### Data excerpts
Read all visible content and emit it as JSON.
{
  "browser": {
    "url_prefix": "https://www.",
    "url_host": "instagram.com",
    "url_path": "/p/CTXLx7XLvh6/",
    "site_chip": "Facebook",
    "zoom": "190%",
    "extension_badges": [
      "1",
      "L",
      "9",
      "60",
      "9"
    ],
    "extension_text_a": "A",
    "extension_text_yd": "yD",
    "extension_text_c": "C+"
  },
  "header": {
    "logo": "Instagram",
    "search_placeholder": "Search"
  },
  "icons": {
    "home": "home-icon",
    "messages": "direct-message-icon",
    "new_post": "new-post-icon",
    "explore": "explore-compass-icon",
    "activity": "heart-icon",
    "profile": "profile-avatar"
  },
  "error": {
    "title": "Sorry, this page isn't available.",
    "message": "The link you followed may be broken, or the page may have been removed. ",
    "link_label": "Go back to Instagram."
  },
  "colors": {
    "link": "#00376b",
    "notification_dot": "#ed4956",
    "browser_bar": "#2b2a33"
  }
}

### Short problem
Please output the entries above, every line exactly as it reads.

### Result
Read all visible content and emit it as JSON.
{
  "browser": {
    "url_prefix": "https://www.",
    "url_host": "instagram.com",
    "url_path": "/p/CTXLx7XLvh6/",
    "site_chip": "Facebook",
    "zoom": "190%",
    "extension_badges": [
      "1",
      "L",
      "9",
      "60",
      "9"
    ],
    "extension_text_a": "A",
    "extension_text_yd": "yD",
    "extension_text_c": "C+"
  },
  "header": {
    "logo": "Instagram",
    "search_placeholder": "Search"
  },
  "icons": {
    "home": "home-icon",
    "messages": "direct-message-icon",
    "new_post": "new-post-icon",
    "explore": "explore-compass-icon",
    "activity": "heart-icon",
    "profile": "profile-avatar"
  },
  "error": {
    "title": "Sorry, this page isn't available.",
    "message": "The link you followed may be broken, or the page may have been removed. ",
    "link_label": "Go back to Instagram."
  },
  "colors": {
    "link": "#00376b",
    "notification_dot": "#ed4956",
    "browser_bar": "#2b2a33"
  }
}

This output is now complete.